* _The exercise_
Lines holding the string "Sessions" are the ones to copy from this listing.

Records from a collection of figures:
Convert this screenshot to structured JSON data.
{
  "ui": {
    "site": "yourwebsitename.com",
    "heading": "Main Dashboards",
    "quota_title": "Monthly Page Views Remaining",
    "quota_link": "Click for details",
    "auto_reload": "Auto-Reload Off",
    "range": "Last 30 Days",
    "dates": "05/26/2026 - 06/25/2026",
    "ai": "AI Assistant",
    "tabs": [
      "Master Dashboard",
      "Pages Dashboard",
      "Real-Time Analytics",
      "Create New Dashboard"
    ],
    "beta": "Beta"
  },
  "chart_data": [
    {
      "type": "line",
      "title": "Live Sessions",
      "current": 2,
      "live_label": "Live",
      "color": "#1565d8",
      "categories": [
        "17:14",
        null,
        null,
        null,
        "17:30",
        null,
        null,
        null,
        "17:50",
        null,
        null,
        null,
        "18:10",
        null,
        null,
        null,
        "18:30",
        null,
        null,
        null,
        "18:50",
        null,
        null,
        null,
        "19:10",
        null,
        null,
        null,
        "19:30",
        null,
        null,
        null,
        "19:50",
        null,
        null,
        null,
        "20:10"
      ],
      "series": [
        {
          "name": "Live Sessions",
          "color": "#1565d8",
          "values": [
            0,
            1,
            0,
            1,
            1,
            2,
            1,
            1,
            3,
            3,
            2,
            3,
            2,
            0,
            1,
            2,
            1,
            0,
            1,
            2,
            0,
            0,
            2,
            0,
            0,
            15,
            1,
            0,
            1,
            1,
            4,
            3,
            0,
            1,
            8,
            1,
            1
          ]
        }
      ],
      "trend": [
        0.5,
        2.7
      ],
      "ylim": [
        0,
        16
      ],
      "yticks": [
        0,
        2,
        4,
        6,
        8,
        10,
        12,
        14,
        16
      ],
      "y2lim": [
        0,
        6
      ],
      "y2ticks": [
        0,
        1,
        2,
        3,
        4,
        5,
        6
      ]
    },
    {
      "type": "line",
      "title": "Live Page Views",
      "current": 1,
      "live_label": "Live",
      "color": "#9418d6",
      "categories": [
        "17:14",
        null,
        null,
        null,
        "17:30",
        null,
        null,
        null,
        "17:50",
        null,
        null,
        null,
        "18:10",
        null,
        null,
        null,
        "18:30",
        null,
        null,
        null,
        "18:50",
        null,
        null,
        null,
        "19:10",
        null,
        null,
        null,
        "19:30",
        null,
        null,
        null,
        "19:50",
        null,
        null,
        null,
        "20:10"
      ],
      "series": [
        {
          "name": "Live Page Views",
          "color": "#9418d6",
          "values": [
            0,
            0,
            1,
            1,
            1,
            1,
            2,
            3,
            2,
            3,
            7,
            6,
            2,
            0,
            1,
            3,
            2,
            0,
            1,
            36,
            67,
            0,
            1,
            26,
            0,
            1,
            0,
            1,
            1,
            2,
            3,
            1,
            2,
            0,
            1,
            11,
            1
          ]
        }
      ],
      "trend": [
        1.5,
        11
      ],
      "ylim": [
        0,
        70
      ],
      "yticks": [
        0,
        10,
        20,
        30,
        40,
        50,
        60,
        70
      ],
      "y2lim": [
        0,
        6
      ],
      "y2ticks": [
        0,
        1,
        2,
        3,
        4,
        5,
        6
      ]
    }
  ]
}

---

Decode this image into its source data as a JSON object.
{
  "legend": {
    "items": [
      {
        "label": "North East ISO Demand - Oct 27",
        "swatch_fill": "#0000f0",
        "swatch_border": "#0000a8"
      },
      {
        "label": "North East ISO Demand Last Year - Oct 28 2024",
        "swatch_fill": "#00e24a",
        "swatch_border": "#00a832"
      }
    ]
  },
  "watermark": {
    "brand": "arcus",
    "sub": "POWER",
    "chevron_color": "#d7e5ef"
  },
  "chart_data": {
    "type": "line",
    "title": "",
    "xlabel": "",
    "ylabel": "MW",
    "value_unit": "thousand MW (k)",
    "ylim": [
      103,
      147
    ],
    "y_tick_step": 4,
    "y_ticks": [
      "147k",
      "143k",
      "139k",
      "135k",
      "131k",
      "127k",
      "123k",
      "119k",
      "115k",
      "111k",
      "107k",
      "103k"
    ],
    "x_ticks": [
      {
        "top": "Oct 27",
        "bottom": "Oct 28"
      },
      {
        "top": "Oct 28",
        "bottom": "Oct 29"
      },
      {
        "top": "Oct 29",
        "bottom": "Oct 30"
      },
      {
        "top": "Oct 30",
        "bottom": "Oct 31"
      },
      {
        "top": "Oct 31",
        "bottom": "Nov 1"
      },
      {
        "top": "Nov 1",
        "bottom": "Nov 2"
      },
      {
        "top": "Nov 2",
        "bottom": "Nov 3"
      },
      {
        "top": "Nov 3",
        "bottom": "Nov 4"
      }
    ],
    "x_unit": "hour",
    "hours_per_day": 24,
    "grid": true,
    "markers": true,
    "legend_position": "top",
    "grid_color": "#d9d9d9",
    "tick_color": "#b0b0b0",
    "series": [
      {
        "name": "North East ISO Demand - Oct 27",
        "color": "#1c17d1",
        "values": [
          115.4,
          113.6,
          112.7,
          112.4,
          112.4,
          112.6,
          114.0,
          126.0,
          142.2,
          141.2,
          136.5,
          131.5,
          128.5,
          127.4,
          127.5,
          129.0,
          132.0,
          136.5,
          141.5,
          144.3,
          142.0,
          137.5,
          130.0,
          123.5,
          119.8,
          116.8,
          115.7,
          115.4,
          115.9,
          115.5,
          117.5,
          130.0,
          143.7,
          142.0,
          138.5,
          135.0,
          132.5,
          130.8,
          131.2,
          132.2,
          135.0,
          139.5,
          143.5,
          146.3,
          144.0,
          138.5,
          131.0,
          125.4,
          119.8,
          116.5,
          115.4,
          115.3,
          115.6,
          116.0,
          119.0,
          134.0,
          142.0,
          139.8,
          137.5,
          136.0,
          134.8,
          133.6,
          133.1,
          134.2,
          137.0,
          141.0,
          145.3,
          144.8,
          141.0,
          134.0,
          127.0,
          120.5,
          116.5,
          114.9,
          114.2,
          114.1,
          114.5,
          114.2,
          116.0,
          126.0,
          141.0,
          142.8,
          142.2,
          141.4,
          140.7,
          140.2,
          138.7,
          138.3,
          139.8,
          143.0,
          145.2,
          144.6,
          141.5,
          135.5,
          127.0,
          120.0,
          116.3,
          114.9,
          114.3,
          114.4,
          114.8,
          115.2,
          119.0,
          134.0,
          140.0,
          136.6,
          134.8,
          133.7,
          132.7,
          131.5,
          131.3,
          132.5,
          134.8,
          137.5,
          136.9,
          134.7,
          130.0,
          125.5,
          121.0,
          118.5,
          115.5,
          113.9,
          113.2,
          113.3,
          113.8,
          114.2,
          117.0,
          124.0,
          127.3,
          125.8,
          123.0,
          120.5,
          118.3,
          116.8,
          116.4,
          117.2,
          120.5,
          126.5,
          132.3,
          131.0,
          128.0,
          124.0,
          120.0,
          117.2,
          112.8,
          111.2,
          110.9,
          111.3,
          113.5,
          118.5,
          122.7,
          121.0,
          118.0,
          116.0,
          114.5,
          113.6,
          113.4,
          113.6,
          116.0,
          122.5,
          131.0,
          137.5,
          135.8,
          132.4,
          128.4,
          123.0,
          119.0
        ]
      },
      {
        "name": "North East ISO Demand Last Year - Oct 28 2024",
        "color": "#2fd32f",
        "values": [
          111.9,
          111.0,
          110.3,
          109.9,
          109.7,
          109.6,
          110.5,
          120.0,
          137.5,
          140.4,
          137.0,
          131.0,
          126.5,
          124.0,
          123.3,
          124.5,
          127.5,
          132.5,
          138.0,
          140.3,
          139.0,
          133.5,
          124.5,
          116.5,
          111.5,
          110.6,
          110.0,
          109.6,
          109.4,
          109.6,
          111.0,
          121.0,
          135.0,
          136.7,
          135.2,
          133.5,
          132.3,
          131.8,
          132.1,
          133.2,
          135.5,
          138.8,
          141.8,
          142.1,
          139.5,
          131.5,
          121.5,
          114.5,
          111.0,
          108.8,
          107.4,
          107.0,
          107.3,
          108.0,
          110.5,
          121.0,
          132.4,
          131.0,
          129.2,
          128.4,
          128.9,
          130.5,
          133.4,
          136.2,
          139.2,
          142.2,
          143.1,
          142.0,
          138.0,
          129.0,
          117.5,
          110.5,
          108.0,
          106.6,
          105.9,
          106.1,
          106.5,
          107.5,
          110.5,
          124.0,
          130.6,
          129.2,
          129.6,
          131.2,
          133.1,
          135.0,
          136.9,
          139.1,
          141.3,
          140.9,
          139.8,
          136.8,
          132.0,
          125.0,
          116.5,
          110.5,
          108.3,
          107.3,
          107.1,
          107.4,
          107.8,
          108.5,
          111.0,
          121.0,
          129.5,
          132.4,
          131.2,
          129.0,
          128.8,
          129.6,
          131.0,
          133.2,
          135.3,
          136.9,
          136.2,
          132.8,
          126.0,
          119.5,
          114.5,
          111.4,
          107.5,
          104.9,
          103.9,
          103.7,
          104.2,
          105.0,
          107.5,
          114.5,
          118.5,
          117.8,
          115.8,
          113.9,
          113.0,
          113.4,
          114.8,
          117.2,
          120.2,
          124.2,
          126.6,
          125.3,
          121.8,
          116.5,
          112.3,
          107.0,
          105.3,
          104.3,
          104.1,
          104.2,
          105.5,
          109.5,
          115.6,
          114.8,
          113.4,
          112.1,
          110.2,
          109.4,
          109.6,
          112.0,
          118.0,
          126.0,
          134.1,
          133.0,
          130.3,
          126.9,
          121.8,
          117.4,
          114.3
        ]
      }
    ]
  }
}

* _Correct response_
      "title": "Live Sessions",
          "name": "Live Sessions",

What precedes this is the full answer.